:: Input rows ::
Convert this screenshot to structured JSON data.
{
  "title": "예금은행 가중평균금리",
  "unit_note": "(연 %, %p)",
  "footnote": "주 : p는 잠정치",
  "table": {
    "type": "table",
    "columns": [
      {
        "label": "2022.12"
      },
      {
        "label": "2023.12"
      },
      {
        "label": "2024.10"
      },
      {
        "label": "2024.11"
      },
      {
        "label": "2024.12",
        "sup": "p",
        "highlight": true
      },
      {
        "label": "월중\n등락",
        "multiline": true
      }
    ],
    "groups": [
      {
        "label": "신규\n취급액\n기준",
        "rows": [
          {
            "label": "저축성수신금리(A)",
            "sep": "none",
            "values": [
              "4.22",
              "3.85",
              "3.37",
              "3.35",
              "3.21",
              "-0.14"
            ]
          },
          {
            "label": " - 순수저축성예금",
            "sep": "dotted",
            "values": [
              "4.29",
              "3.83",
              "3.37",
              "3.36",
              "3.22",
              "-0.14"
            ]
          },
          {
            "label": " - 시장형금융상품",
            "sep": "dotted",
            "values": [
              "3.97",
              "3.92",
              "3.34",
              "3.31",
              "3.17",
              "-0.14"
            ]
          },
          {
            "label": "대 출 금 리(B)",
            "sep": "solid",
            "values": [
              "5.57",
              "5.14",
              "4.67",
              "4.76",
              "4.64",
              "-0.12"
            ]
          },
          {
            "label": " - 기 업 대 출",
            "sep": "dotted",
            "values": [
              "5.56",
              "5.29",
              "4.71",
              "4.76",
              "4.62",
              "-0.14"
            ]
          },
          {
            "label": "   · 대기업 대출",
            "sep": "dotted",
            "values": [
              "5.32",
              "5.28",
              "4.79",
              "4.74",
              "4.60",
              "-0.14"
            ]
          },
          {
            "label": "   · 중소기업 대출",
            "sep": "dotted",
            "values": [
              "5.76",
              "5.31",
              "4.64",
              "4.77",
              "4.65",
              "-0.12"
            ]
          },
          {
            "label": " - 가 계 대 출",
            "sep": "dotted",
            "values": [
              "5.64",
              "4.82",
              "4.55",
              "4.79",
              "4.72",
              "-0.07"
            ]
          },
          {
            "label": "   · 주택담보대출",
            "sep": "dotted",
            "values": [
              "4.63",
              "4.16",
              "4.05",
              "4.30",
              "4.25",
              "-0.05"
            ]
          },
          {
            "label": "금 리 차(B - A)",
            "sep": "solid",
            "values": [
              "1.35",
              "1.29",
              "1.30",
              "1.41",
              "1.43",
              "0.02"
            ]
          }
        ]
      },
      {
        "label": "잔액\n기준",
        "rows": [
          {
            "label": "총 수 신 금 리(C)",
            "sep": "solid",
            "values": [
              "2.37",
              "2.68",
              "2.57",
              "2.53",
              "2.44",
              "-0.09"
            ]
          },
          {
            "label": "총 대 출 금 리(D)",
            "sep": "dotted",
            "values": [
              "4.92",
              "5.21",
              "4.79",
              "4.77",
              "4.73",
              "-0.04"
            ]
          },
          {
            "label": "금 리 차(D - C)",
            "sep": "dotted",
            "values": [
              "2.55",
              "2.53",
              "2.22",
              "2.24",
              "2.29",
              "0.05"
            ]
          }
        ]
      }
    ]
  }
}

:: Short exercise ::
Return each entry from above without altering a single character.

:: Written answer ::
Convert this screenshot to structured JSON data.
{
  "title": "예금은행 가중평균금리",
  "unit_note": "(연 %, %p)",
  "footnote": "주 : p는 잠정치",
  "table": {
    "type": "table",
    "columns": [
      {
        "label": "2022.12"
      },
      {
        "label": "2023.12"
      },
      {
        "label": "2024.10"
      },
      {
        "label": "2024.11"
      },
      {
        "label": "2024.12",
        "sup": "p",
        "highlight": true
      },
      {
        "label": "월중\n등락",
        "multiline": true
      }
    ],
    "groups": [
      {
        "label": "신규\n취급액\n기준",
        "rows": [
          {
            "label": "저축성수신금리(A)",
            "sep": "none",
            "values": [
              "4.22",
              "3.85",
              "3.37",
              "3.35",
              "3.21",
              "-0.14"
            ]
          },
          {
            "label": " - 순수저축성예금",
            "sep": "dotted",
            "values": [
              "4.29",
              "3.83",
              "3.37",
              "3.36",
              "3.22",
              "-0.14"
            ]
          },
          {
            "label": " - 시장형금융상품",
            "sep": "dotted",
            "values": [
              "3.97",
              "3.92",
              "3.34",
              "3.31",
              "3.17",
              "-0.14"
            ]
          },
          {
            "label": "대 출 금 리(B)",
            "sep": "solid",
            "values": [
              "5.57",
              "5.14",
              "4.67",
              "4.76",
              "4.64",
              "-0.12"
            ]
          },
          {
            "label": " - 기 업 대 출",
            "sep": "dotted",
            "values": [
              "5.56",
              "5.29",
              "4.71",
              "4.76",
              "4.62",
              "-0.14"
            ]
          },
          {
            "label": "   · 대기업 대출",
            "sep": "dotted",
            "values": [
              "5.32",
              "5.28",
              "4.79",
              "4.74",
              "4.60",
              "-0.14"
            ]
          },
          {
            "label": "   · 중소기업 대출",
            "sep": "dotted",
            "values": [
              "5.76",
              "5.31",
              "4.64",
              "4.77",
              "4.65",
              "-0.12"
            ]
          },
          {
            "label": " - 가 계 대 출",
            "sep": "dotted",
            "values": [
              "5.64",
              "4.82",
              "4.55",
              "4.79",
              "4.72",
              "-0.07"
            ]
          },
          {
            "label": "   · 주택담보대출",
            "sep": "dotted",
            "values": [
              "4.63",
              "4.16",
              "4.05",
              "4.30",
              "4.25",
              "-0.05"
            ]
          },
          {
            "label": "금 리 차(B - A)",
            "sep": "solid",
            "values": [
              "1.35",
              "1.29",
              "1.30",
              "1.41",
              "1.43",
              "0.02"
            ]
          }
        ]
      },
      {
        "label": "잔액\n기준",
        "rows": [
          {
            "label": "총 수 신 금 리(C)",
            "sep": "solid",
            "values": [
              "2.37",
              "2.68",
              "2.57",
              "2.53",
              "2.44",
              "-0.09"
            ]
          },
          {
            "label": "총 대 출 금 리(D)",
            "sep": "dotted",
            "values": [
              "4.92",
              "5.21",
              "4.79",
              "4.77",
              "4.73",
              "-0.04"
            ]
          },
          {
            "label": "금 리 차(D - C)",
            "sep": "dotted",
            "values": [
              "2.55",
              "2.53",
              "2.22",
              "2.24",
              "2.29",
              "0.05"
            ]
          }
        ]
      }
    ]
  }
}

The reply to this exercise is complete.